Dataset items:
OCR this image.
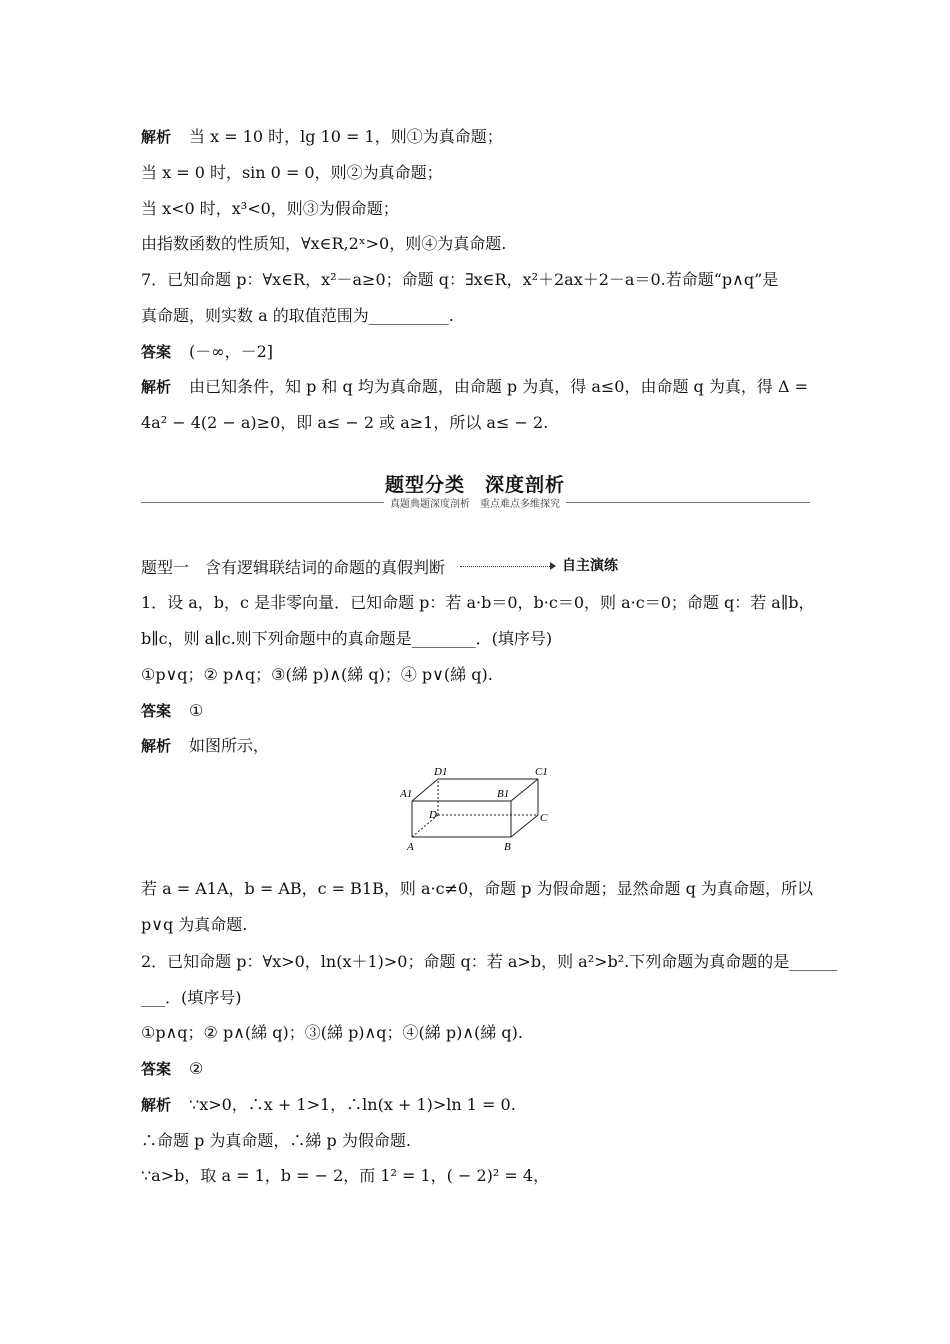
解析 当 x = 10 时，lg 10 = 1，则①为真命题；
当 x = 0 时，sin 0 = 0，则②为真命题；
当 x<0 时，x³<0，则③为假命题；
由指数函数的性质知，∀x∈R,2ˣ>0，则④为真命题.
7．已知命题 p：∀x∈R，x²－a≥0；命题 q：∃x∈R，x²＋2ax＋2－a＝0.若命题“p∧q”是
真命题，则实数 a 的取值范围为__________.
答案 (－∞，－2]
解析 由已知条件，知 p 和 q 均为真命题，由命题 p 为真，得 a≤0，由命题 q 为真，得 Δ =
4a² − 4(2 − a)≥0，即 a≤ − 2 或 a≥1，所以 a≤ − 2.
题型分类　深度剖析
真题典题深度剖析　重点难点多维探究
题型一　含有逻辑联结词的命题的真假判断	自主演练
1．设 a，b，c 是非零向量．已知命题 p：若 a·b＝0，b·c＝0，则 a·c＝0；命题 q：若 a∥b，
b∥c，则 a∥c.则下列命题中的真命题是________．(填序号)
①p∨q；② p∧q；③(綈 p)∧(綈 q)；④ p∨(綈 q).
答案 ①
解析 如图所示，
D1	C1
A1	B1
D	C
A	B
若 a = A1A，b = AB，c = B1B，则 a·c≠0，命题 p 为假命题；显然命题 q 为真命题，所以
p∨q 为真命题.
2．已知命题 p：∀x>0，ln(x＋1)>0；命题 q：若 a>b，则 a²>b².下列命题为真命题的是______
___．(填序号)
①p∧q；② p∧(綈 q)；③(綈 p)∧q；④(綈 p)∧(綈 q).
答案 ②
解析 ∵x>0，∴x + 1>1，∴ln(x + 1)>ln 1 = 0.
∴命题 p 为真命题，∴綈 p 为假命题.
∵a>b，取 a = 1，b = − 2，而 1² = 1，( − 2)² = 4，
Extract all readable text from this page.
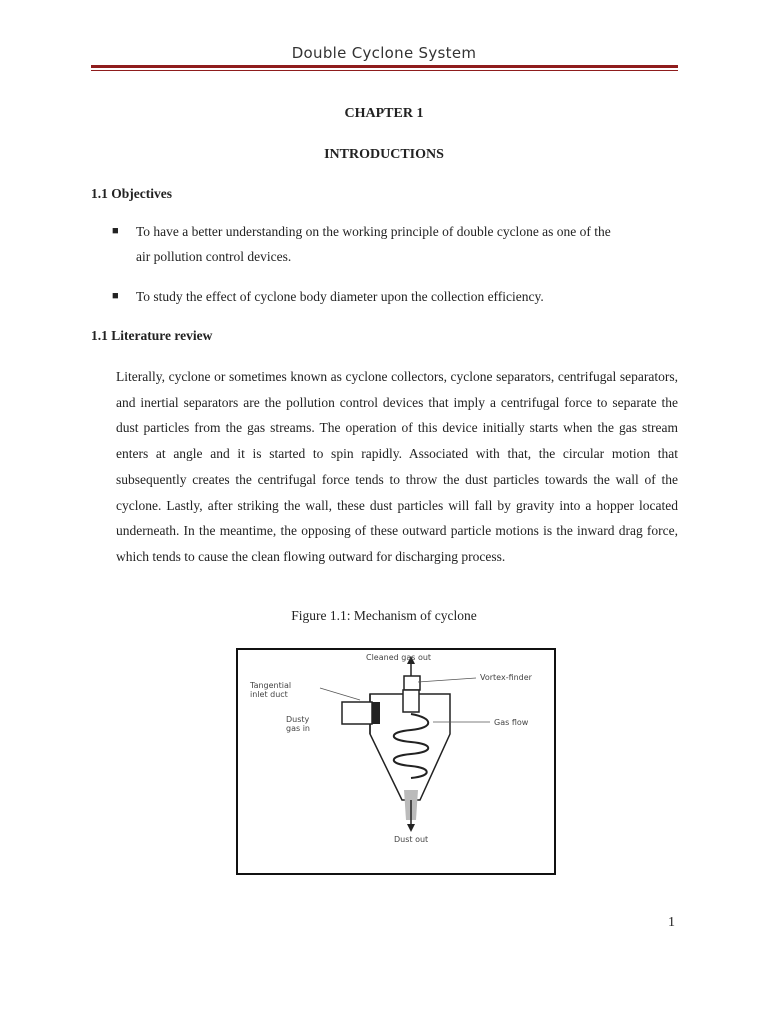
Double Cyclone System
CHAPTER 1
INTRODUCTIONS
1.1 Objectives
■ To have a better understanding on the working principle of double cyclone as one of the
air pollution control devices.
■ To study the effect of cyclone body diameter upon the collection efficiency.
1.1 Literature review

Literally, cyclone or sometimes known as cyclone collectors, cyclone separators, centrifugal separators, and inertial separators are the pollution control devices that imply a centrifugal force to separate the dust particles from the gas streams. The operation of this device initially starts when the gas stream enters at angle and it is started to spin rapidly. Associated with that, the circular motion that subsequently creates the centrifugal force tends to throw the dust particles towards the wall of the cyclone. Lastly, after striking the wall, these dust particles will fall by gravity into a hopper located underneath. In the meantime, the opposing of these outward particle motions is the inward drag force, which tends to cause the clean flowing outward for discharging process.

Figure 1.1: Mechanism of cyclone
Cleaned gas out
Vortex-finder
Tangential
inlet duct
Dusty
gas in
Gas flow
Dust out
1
---
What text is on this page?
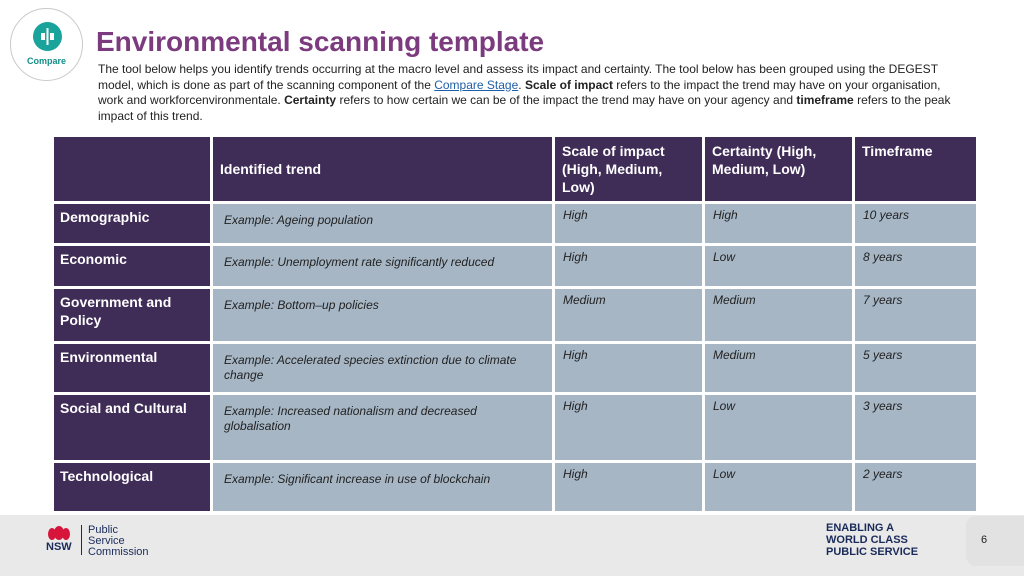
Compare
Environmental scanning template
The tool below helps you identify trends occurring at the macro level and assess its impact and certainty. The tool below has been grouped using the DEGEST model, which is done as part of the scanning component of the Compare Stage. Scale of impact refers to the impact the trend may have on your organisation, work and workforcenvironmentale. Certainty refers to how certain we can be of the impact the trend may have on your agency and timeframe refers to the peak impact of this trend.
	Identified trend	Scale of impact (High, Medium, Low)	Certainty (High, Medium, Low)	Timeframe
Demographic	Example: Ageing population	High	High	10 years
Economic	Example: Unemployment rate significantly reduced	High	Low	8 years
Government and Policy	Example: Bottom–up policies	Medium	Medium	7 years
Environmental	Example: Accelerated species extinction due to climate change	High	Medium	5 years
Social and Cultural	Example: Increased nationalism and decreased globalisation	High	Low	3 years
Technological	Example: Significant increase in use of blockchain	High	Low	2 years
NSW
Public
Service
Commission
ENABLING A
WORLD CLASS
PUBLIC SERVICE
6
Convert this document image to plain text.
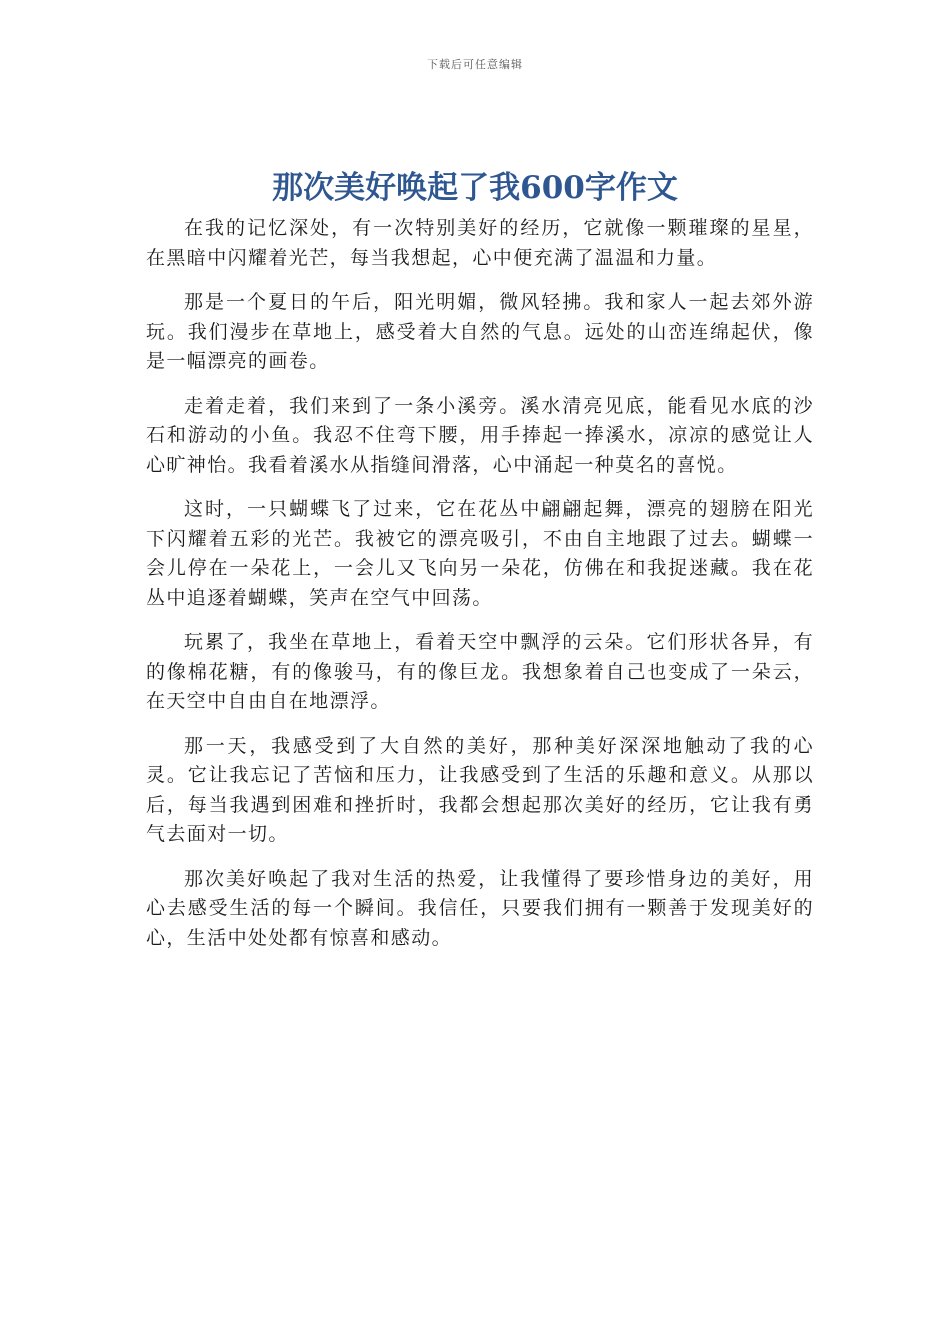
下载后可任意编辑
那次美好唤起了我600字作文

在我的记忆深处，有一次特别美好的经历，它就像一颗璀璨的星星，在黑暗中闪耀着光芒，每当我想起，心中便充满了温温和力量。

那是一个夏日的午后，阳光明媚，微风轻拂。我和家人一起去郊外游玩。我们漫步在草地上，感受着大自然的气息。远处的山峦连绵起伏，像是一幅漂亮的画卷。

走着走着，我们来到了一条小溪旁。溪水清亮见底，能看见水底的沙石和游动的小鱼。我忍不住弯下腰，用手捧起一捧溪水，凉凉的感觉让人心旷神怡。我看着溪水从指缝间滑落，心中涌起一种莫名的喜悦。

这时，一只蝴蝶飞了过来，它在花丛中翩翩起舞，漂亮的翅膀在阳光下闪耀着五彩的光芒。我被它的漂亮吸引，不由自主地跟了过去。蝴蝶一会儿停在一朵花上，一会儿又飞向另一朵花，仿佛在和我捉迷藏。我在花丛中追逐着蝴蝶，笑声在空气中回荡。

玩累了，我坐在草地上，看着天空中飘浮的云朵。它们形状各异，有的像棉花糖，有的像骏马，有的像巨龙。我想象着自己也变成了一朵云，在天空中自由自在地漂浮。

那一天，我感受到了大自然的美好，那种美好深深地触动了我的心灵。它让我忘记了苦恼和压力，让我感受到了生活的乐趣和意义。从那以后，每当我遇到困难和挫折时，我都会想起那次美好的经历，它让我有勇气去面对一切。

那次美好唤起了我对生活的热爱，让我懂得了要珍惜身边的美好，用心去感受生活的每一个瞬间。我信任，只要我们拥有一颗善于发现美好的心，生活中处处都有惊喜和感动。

— Stated goal —
Using the entries above, find all lines with "text". Copy them.

— Solution for this task —
Extract all readable text from this page.
What text is on this page?
Convert this document image to plain text.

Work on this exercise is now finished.